## MATERIALS PROVIDED
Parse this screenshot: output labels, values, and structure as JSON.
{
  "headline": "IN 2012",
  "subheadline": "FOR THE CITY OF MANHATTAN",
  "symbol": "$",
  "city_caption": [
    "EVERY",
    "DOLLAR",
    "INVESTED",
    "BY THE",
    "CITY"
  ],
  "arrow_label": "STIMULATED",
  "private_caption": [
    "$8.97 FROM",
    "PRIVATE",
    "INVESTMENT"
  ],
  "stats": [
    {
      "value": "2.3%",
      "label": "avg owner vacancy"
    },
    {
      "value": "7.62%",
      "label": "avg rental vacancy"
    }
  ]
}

## PROBLEM DETAILS
Copy every line of the data that holds the string "vacancy".

## RESPONSE FOR THIS EXERCISE
      "label": "avg owner vacancy"
      "label": "avg rental vacancy"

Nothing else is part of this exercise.